[Stored items from a collection]
++++++++++++++++++++

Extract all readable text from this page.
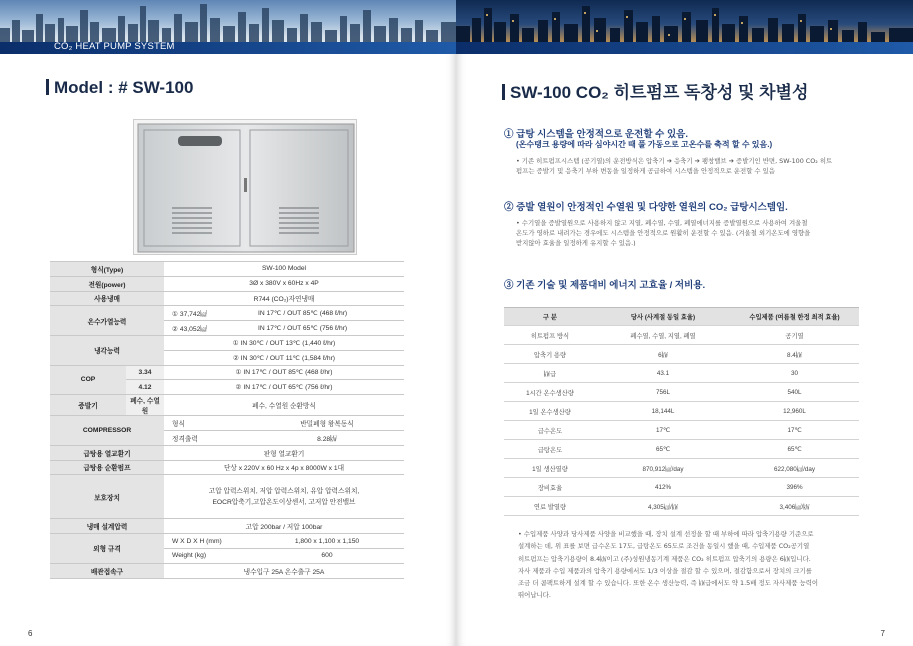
CO₂ HEAT PUMP SYSTEM
Model : # SW-100
형식(Type)		SW-100 Model	
전원(power)		3Ø x 380V x 60Hz x 4P	
사용냉매		R744 (CO₂)자연냉매	
온수가열능력		① 37,742㎉	IN 17℃ / OUT 85℃ (468 ℓ/hr)
		② 43,052㎉	IN 17℃ / OUT 65℃ (756 ℓ/hr)
냉각능력		① IN 30℃ / OUT 13℃ (1,440 ℓ/hr)	
		② IN 30℃ / OUT 11℃ (1,584 ℓ/hr)	
COP	3.34	① IN 17℃ / OUT 85℃ (468 ℓ/hr)	
	4.12	② IN 17℃ / OUT 65℃ (756 ℓ/hr)	
증발기	폐수, 수열원	폐수, 수열원 순환방식	
COMPRESSOR		형식	반밀폐형 왕복동식
		정격출력	8.28㎾
급탕용 열교환기		판형 열교환기	
급탕용 순환펌프		단상 x 220V x 60 Hz x 4p x 8000W x 1대	
보호장치		고압 압력스위치, 저압 압력스위치, 유압 압력스위치,
EOCR압축기,고압온도이상센서, 고저압 안전밸브	
냉매 설계압력		고압 200bar / 저압 100bar	
외형 규격		W X D X H (mm)	1,800 x 1,100 x 1,150
		Weight (kg)	600
배관접속구		냉수입구 25A 온수출구 25A	
6
SW-100 CO₂ 히트펌프 독창성 및 차별성
① 급탕 시스템을 안정적으로 운전할 수 있음.
(온수탱크 용량에 따라 심야시간 때 풀 가동으로 고온수를 축적 할 수 있음.)
• 기존 히트펌프시스템 (공기열)의 운전방식은 압축기 ➔ 응축기 ➔ 팽창밸브 ➔ 증발기인 반면, SW-100 CO₂ 히트
펌프는 증발기 및 응축기 부하 변동을 일정하게 공급하여 시스템을 안정적으로 운전할 수 있음
② 증발 열원이 안정적인 수열원 및 다양한 열원의 CO₂ 급탕시스템임.
• 수기열을 증발열원으로 사용하지 않고 지열, 폐수열, 수열, 폐열에너지를 증발열원으로 사용하여 겨울철
온도가 영하로 내려가는 경우에도 시스템을 안정적으로 원활히 운전할 수 있음. (겨울철 외기온도에 영향을
받지않아 효율을 일정하게 유지할 수 있음.)
③ 기존 기술 및 제품대비 에너지 고효율 / 저비용.
구 분	당사 (사계절 동일 효율)	수입제품 (여름철 한정 최적 효율)
히트펌프 방식	폐수열, 수열, 지열, 폐열	공기열
압축기 용량	6㎾	8.4㎾
㎾급	43.1	30
1시간 온수생산량	756L	540L
1일 온수생산량	18,144L	12,960L
급수온도	17℃	17℃
급탕온도	65℃	65℃
1일 생산열량	870,912㎉/day	622,080㎉/day
장비효율	412%	396%
연료 발열량	4,305㎉/㎾	3,406㎉/㎾
• 수입제품 사양과 당사제품 사양을 비교했을 때, 장치 설계 선정을 할 때 부하에 따라 압축기용량 기준으로
설계하는 데, 위 표를 보면 급수온도 17도, 급탕온도 65도로 조건을 동일시 했을 때, 수입제품 CO₂공기열
히트펌프는 압축기용량이 8.4㎾이고 (주)성원냉동기계 제품은 CO₂ 히트펌프 압축기의 용량은 6㎾입니다.
자사 제품과 수입 제품과의 압축기 용량에서도 1/3 이상을 절감 할 수 있으며, 절감함으로서 장치의 크기를
조금 더 콤팩트하게 설계 할 수 있습니다. 또한 온수 생산능력, 즉 ㎾급에서도 약 1.5배 정도 자사제품 능력이
뛰어납니다.
7
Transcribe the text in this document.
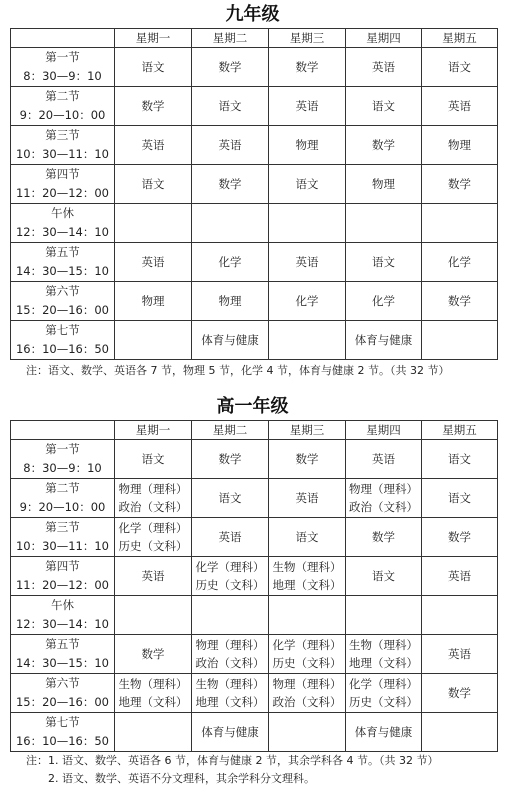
九年级
	星期一	星期二	星期三	星期四	星期五

第一节
8：30—9：10	语文	数学	数学	英语	语文

第二节
9：20—10：00	数学	语文	英语	语文	英语

第三节
10：30—11：10	英语	英语	物理	数学	物理

第四节
11：20—12：00	语文	数学	语文	物理	数学

午休
12：30—14：10					

第五节
14：30—15：10	英语	化学	英语	语文	化学

第六节
15：20—16：00	物理	物理	化学	化学	数学

第七节
16：10—16：50		体育与健康		体育与健康	

注：语文、数学、英语各 7 节，物理 5 节，化学 4 节，体育与健康 2 节。（共 32 节）
高一年级
	星期一	星期二	星期三	星期四	星期五

第一节
8：30—9：10	语文	数学	数学	英语	语文

第二节
9：20—10：00	物理（理科）
政治（文科）	语文	英语	物理（理科）
政治（文科）	语文

第三节
10：30—11：10	化学（理科）
历史（文科）	英语	语文	数学	数学

第四节
11：20—12：00	英语	化学（理科）
历史（文科）	生物（理科）
地理（文科）	语文	英语

午休
12：30—14：10					

第五节
14：30—15：10	数学	物理（理科）
政治（文科）	化学（理科）
历史（文科）	生物（理科）
地理（文科）	英语

第六节
15：20—16：00	生物（理科）
地理（文科）	生物（理科）
地理（文科）	物理（理科）
政治（文科）	化学（理科）
历史（文科）	数学

第七节
16：10—16：50		体育与健康		体育与健康	

注：1. 语文、数学、英语各 6 节，体育与健康 2 节，其余学科各 4 节。（共 32 节）
2. 语文、数学、英语不分文理科，其余学科分文理科。
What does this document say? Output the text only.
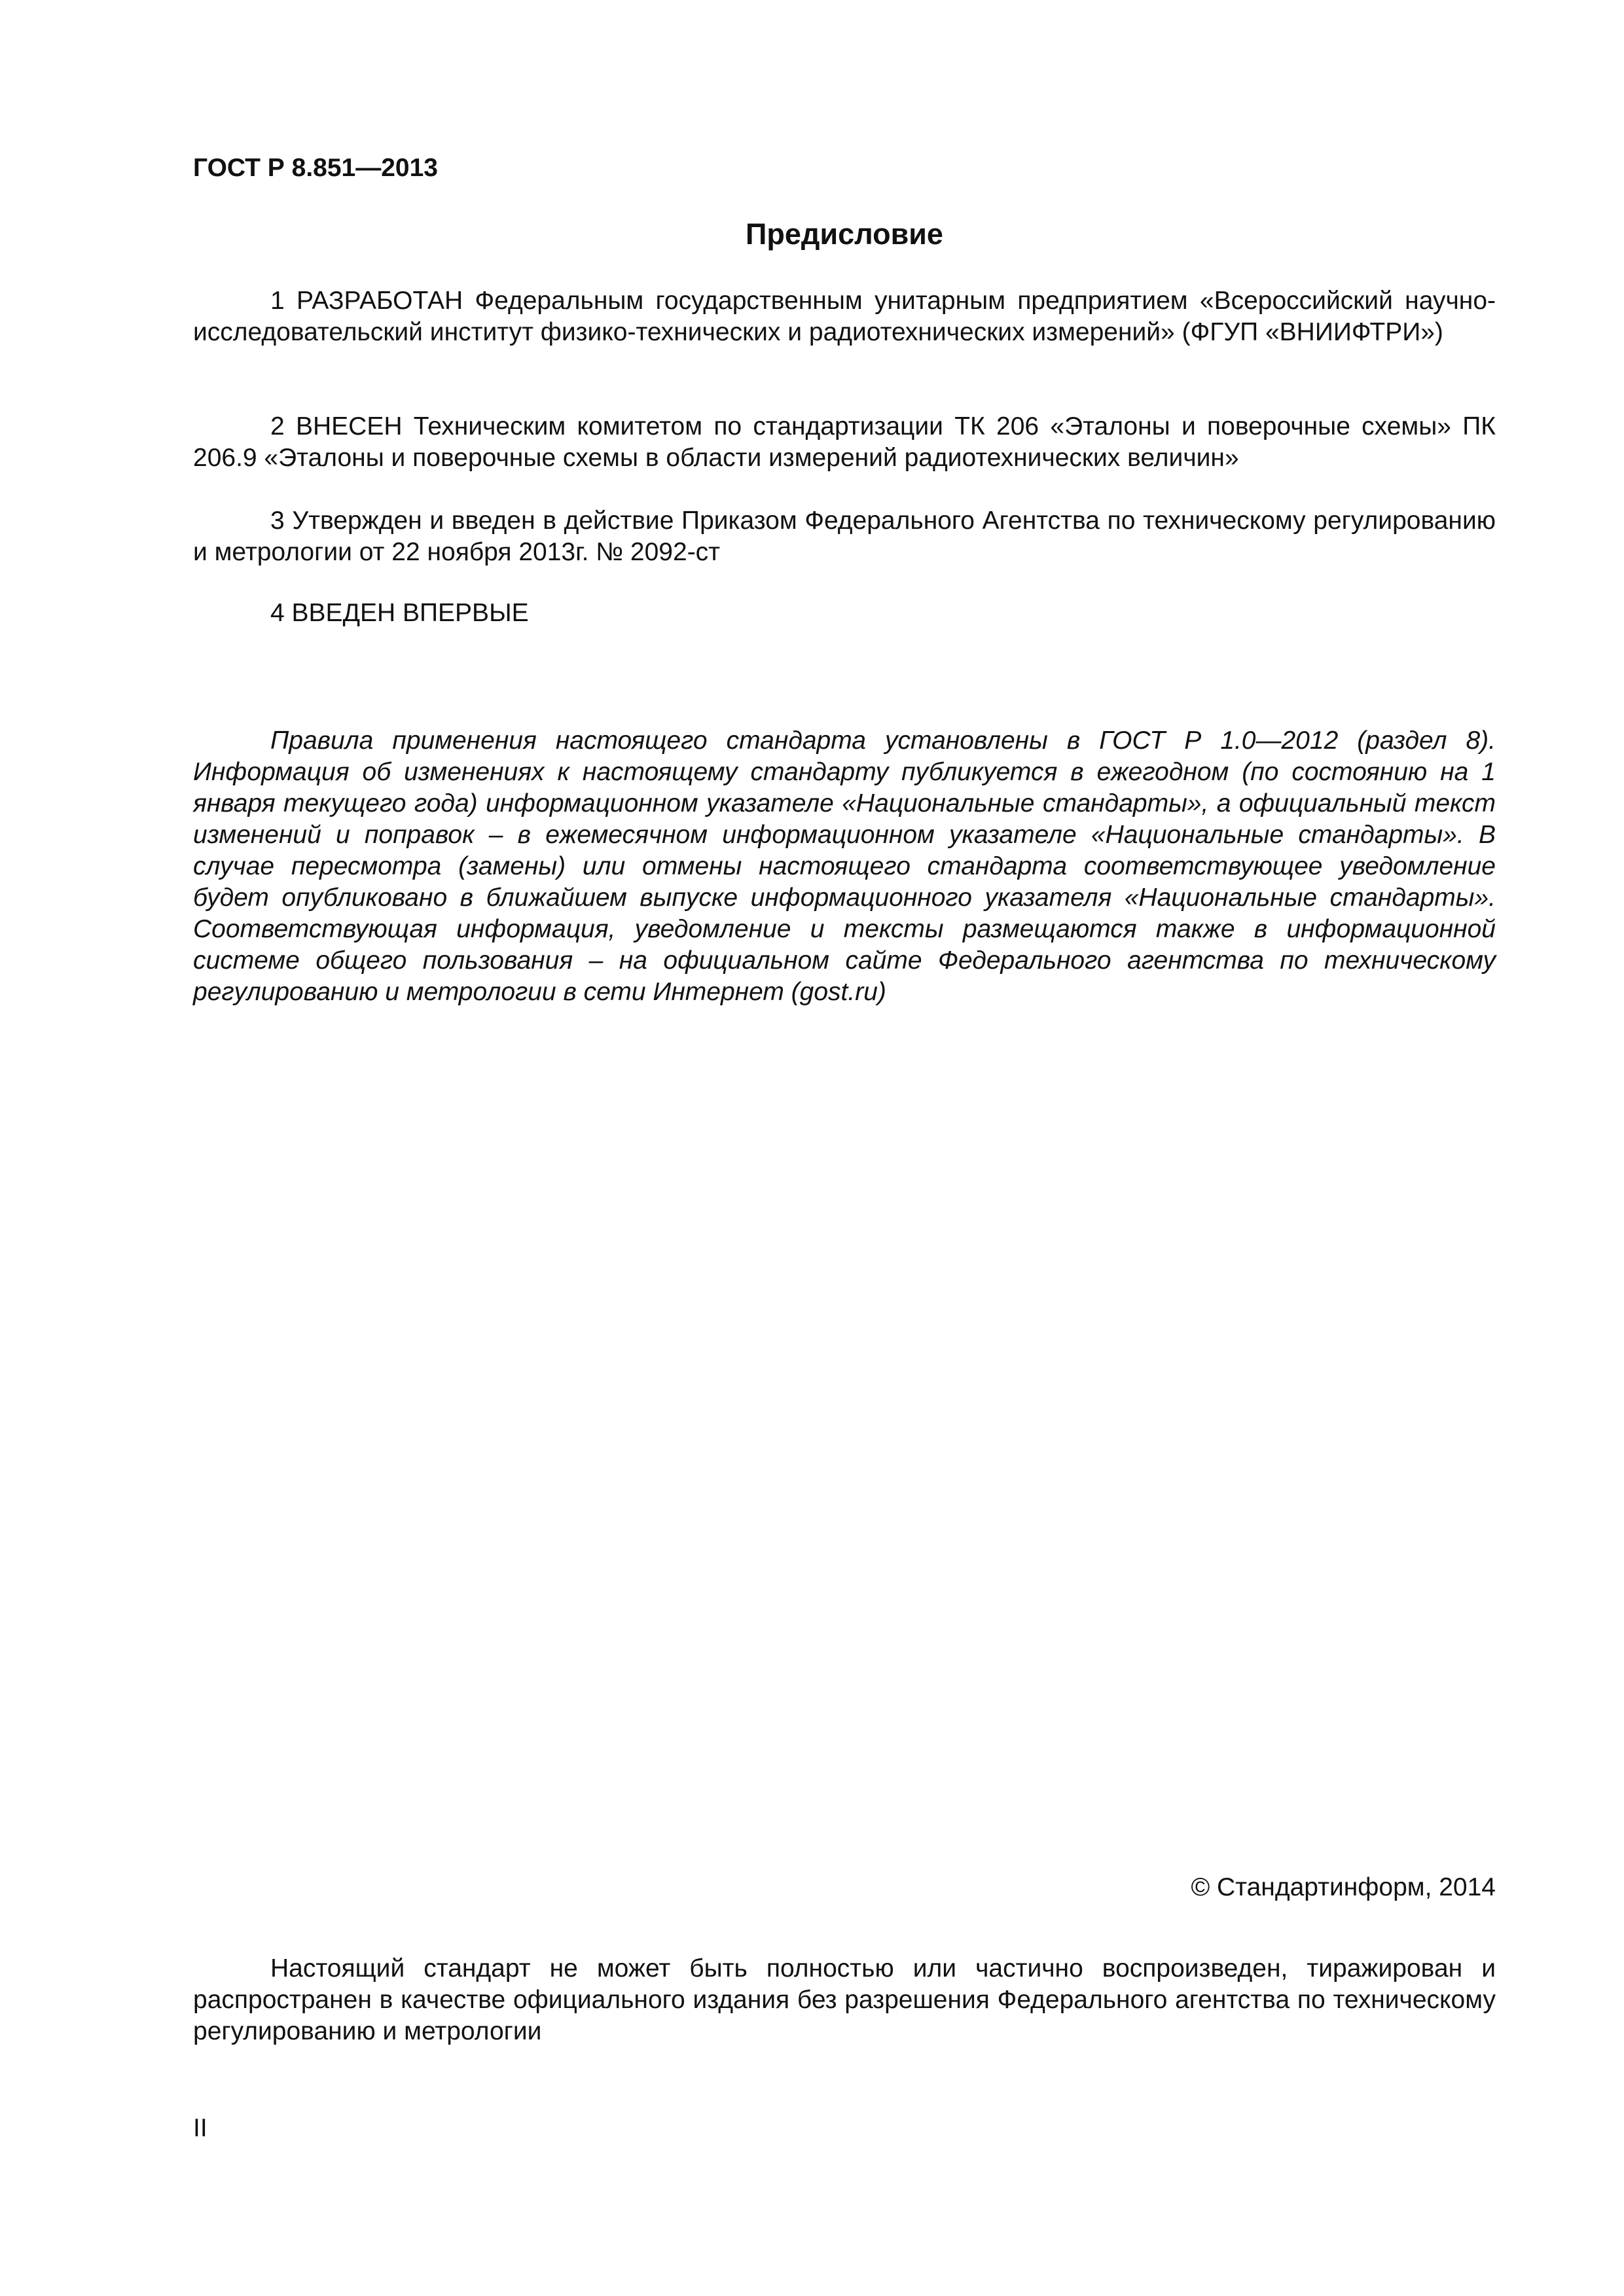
ГОСТ Р 8.851—2013

Предисловие

1 РАЗРАБОТАН Федеральным государственным унитарным предприятием «Всероссийский научно-исследовательский институт физико-технических и радиотехнических измерений» (ФГУП «ВНИИФТРИ»)

2 ВНЕСЕН Техническим комитетом по стандартизации ТК 206 «Эталоны и поверочные схемы» ПК 206.9 «Эталоны и поверочные схемы в области измерений радиотехнических величин»

3 Утвержден и введен в действие Приказом Федерального Агентства по техническому регулированию и метрологии от 22 ноября 2013г. № 2092-ст

4 ВВЕДЕН ВПЕРВЫЕ

Правила применения настоящего стандарта установлены в ГОСТ Р 1.0—2012 (раздел 8). Информация об изменениях к настоящему стандарту публикуется в ежегодном (по состоянию на 1 января текущего года) информационном указателе «Национальные стандарты», а официальный текст изменений и поправок – в ежемесячном информационном указателе «Национальные стандарты». В случае пересмотра (замены) или отмены настоящего стандарта соответствующее уведомление будет опубликовано в ближайшем выпуске информационного указателя «Национальные стандарты». Соответствующая информация, уведомление и тексты размещаются также в информационной системе общего пользования – на официальном сайте Федерального агентства по техническому регулированию и метрологии в сети Интернет (gost.ru)

© Стандартинформ, 2014

Настоящий стандарт не может быть полностью или частично воспроизведен, тиражирован и распространен в качестве официального издания без разрешения Федерального агентства по техническому регулированию и метрологии

II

++++++++++++++++++++

AIM: Show every line of the records above that contains the word "document".

WRITTEN SOLUTION:
Transcribe the text in this document.
What does this document say? Output the text only.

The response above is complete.